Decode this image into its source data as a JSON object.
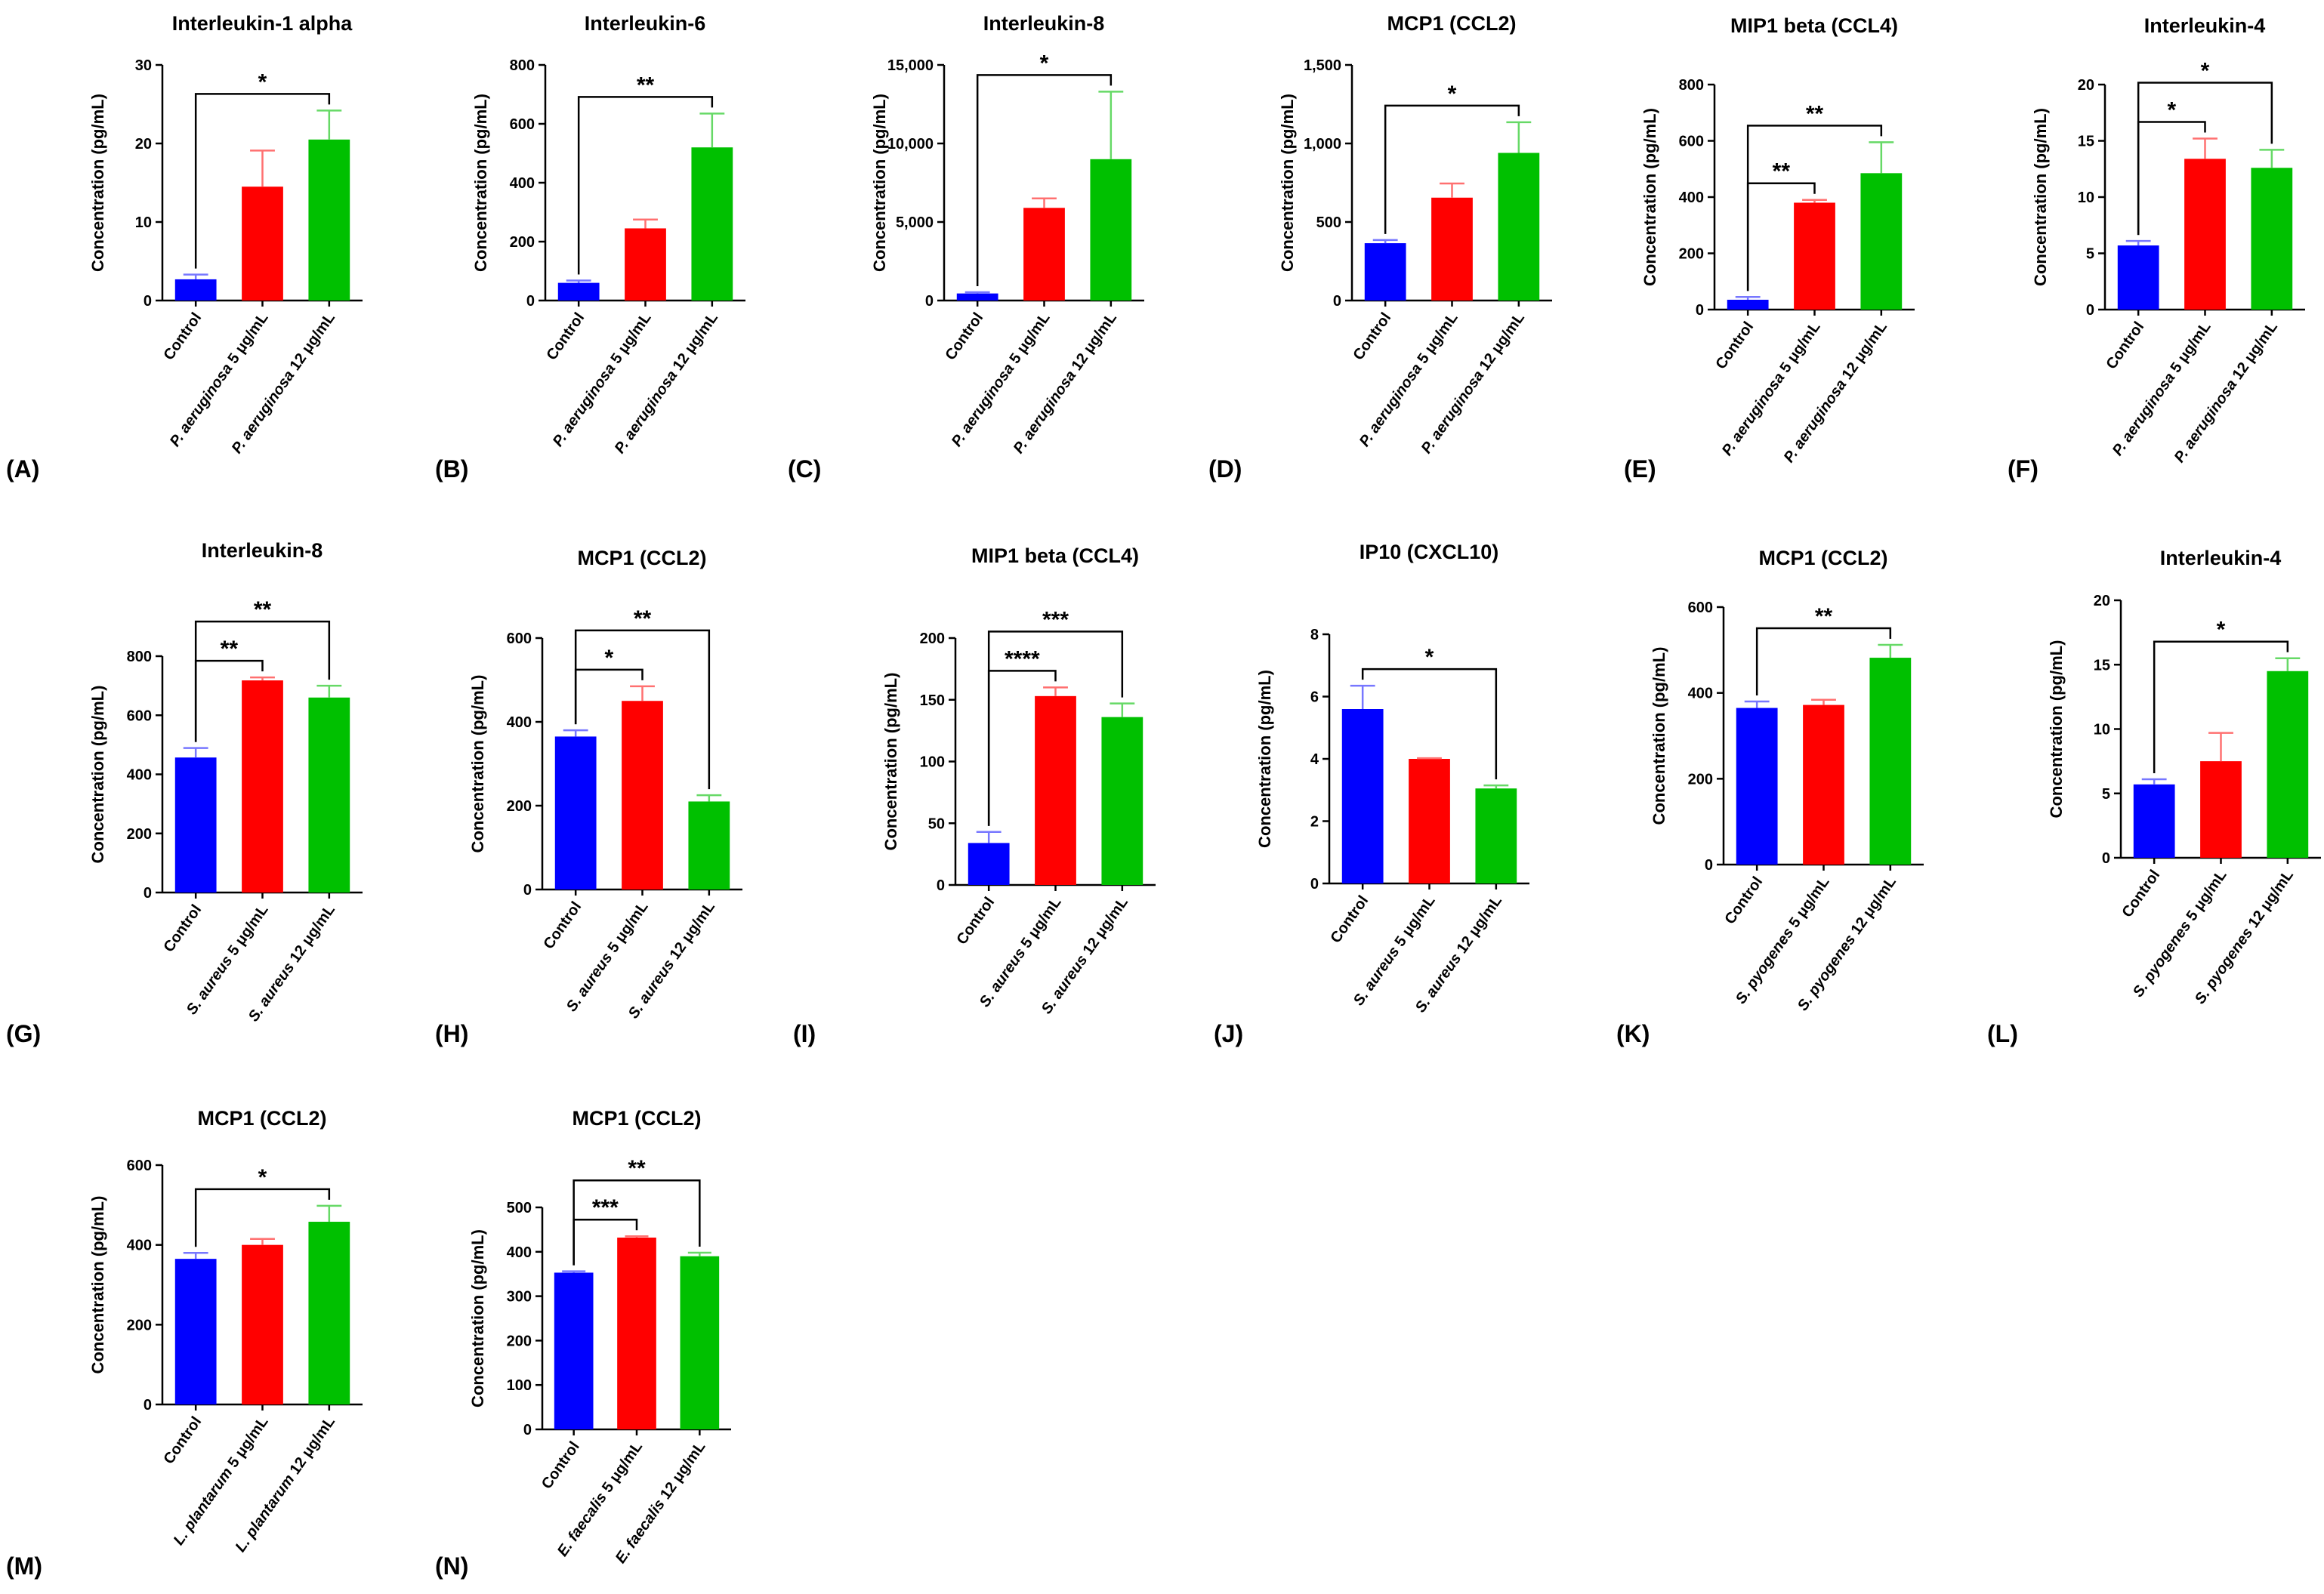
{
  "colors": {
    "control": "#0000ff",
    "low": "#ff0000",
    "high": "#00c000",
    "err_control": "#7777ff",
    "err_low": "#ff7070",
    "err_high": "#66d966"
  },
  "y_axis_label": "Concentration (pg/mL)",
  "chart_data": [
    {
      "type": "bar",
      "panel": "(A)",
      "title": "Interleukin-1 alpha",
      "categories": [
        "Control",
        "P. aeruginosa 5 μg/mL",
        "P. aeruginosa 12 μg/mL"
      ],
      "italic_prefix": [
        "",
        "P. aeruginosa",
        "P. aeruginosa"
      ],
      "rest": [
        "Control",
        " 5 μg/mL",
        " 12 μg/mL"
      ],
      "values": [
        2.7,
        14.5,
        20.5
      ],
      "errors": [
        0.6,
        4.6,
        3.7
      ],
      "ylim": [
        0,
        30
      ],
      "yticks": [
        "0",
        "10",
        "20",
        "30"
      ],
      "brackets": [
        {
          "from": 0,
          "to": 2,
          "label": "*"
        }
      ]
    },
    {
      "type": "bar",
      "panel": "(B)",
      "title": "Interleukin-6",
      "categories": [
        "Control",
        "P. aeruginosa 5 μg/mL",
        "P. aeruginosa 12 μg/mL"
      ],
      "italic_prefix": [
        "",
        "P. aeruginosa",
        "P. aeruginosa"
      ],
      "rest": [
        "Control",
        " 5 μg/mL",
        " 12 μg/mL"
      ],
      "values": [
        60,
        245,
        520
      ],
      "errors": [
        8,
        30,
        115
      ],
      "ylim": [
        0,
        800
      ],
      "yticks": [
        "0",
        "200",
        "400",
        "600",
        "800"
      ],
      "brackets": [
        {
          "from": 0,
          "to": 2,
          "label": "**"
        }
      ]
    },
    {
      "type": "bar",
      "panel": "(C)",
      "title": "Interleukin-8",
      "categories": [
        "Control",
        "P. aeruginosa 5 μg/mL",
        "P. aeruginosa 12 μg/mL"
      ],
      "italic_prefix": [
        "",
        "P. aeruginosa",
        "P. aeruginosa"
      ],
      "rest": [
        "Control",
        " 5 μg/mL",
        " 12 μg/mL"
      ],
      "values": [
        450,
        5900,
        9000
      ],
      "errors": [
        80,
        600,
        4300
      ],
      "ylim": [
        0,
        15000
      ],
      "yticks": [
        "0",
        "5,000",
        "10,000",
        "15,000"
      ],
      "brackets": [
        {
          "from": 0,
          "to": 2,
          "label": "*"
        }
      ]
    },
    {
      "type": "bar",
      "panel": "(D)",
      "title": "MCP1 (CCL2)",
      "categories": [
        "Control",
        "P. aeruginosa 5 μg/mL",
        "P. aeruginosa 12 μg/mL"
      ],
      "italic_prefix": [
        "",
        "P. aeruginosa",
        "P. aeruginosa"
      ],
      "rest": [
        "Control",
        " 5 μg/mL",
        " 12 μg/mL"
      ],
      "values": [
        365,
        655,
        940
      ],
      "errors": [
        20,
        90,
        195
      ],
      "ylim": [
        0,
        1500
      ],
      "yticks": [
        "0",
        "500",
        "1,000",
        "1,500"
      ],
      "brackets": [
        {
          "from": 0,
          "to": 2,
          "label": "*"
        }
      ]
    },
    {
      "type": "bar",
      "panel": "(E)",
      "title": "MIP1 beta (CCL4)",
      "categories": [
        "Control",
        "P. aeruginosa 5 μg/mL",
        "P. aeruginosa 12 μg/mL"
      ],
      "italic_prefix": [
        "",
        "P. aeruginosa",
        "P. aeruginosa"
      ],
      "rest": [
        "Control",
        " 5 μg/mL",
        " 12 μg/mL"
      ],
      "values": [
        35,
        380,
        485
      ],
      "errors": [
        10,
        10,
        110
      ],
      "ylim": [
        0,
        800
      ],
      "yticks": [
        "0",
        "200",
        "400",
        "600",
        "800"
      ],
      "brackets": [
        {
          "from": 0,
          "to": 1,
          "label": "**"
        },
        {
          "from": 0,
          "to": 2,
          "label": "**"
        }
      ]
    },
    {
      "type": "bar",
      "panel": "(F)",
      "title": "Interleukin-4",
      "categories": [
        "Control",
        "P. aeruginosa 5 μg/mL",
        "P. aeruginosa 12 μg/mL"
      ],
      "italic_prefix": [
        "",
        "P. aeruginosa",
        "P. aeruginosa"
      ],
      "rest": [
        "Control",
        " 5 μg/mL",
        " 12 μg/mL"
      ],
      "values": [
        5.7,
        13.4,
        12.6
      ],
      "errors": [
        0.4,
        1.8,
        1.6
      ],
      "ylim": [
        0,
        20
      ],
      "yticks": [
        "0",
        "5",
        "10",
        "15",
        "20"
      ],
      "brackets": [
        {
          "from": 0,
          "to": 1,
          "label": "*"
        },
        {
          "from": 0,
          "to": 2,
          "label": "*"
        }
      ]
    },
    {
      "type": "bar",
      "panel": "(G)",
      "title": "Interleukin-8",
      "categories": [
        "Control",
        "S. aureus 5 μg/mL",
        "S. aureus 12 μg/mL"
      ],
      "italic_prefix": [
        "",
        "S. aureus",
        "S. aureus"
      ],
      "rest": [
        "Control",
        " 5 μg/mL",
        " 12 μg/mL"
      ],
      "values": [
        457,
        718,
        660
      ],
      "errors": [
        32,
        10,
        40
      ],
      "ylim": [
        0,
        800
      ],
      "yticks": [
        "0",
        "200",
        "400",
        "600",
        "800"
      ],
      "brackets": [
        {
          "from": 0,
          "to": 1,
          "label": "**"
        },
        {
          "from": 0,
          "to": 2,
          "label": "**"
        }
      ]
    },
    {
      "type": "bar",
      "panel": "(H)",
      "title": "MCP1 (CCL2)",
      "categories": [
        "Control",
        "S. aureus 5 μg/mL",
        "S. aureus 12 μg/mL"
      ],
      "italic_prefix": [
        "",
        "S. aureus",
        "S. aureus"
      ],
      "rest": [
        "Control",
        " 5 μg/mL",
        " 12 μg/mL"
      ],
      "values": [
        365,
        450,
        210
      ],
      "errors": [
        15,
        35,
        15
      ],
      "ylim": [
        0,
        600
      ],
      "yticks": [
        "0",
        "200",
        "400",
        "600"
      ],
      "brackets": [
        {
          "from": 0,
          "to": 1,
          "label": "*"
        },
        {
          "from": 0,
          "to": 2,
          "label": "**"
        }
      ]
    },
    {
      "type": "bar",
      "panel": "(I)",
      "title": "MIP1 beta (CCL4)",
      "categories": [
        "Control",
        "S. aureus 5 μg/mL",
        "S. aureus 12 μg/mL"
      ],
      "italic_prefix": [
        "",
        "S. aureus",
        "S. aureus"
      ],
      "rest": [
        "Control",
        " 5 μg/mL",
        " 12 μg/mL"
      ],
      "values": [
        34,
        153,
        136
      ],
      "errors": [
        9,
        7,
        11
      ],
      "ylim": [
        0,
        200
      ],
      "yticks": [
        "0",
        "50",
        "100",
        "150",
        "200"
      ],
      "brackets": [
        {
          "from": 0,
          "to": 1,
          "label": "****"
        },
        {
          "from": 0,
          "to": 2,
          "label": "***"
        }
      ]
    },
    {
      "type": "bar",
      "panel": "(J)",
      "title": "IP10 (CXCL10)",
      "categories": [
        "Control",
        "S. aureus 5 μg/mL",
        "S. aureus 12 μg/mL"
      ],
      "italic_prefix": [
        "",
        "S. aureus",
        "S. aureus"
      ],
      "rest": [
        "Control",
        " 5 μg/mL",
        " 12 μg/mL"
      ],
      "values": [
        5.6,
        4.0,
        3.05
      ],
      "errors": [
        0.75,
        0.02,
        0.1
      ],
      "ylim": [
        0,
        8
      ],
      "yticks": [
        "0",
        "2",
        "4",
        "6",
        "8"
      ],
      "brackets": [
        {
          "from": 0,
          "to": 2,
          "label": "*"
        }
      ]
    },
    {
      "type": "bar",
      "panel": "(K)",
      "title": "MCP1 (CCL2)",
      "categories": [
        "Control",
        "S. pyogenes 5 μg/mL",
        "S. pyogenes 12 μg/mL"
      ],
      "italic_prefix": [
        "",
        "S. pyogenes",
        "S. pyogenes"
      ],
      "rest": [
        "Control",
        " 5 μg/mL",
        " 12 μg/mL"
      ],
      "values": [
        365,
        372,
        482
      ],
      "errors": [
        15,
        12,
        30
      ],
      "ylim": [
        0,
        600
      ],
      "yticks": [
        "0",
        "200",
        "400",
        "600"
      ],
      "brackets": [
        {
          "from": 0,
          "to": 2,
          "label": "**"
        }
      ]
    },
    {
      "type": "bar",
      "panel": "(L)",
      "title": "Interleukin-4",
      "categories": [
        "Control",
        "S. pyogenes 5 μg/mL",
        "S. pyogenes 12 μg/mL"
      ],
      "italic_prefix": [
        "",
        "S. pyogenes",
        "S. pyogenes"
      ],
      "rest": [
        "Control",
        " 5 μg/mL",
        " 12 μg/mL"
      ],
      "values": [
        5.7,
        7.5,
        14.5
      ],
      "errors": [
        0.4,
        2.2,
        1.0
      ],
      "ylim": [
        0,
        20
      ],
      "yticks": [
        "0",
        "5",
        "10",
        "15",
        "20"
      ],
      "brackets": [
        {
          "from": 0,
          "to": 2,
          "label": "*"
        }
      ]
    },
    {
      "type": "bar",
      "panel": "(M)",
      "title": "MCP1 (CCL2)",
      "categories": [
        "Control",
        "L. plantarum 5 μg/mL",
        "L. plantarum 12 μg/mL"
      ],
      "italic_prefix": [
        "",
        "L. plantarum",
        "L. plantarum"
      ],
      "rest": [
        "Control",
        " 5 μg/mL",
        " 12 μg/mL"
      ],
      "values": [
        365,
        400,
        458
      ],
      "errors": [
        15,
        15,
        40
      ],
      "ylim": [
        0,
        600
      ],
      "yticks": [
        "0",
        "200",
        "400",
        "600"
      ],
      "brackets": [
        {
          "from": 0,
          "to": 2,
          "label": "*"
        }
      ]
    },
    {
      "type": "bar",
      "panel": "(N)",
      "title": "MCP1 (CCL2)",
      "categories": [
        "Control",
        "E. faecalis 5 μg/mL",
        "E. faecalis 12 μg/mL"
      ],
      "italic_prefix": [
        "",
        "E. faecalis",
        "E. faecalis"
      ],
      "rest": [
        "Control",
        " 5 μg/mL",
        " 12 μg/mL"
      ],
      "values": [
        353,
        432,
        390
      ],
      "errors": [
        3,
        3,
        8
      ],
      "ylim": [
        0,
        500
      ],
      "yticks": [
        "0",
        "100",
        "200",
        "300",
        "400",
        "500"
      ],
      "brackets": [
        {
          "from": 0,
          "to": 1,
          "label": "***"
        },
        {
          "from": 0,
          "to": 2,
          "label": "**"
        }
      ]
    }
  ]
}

▸ Exercise objective: Return every line from the entries that holds the string "plantarum".

▸ Output of the exercise:
        "L. plantarum 5 μg/mL",
        "L. plantarum 12 μg/mL"
        "L. plantarum",
        "L. plantarum"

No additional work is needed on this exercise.